[Raw records]
= = = = =
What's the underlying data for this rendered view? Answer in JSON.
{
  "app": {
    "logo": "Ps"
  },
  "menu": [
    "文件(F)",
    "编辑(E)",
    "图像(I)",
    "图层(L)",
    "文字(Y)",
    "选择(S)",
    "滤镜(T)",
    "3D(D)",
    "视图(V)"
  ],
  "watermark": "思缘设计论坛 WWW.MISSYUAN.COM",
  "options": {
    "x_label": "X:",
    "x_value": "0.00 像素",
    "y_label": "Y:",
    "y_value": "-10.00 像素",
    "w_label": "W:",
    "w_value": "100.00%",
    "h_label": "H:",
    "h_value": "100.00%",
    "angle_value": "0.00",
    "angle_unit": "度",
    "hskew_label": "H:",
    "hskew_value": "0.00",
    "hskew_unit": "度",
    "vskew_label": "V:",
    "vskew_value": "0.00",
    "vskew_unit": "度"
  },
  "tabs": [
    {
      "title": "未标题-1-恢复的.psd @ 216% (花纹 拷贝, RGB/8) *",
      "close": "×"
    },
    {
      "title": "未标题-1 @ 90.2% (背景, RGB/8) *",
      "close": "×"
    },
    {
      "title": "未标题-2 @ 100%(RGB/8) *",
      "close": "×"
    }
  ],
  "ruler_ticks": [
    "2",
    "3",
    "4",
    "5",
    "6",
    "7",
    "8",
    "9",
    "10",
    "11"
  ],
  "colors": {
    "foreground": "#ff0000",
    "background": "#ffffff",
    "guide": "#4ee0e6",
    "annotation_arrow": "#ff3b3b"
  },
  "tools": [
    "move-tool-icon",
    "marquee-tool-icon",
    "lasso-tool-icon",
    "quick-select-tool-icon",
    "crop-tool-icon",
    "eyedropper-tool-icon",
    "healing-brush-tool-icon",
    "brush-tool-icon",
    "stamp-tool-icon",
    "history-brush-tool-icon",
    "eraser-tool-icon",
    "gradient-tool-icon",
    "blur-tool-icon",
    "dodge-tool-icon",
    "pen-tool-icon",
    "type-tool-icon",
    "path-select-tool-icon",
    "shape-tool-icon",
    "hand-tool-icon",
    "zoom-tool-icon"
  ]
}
= = = = =
## REQUEST
From the data above, gather every line that includes the word "brush".

## FULL OUTPUT
    "healing-brush-tool-icon",
    "brush-tool-icon",
    "history-brush-tool-icon",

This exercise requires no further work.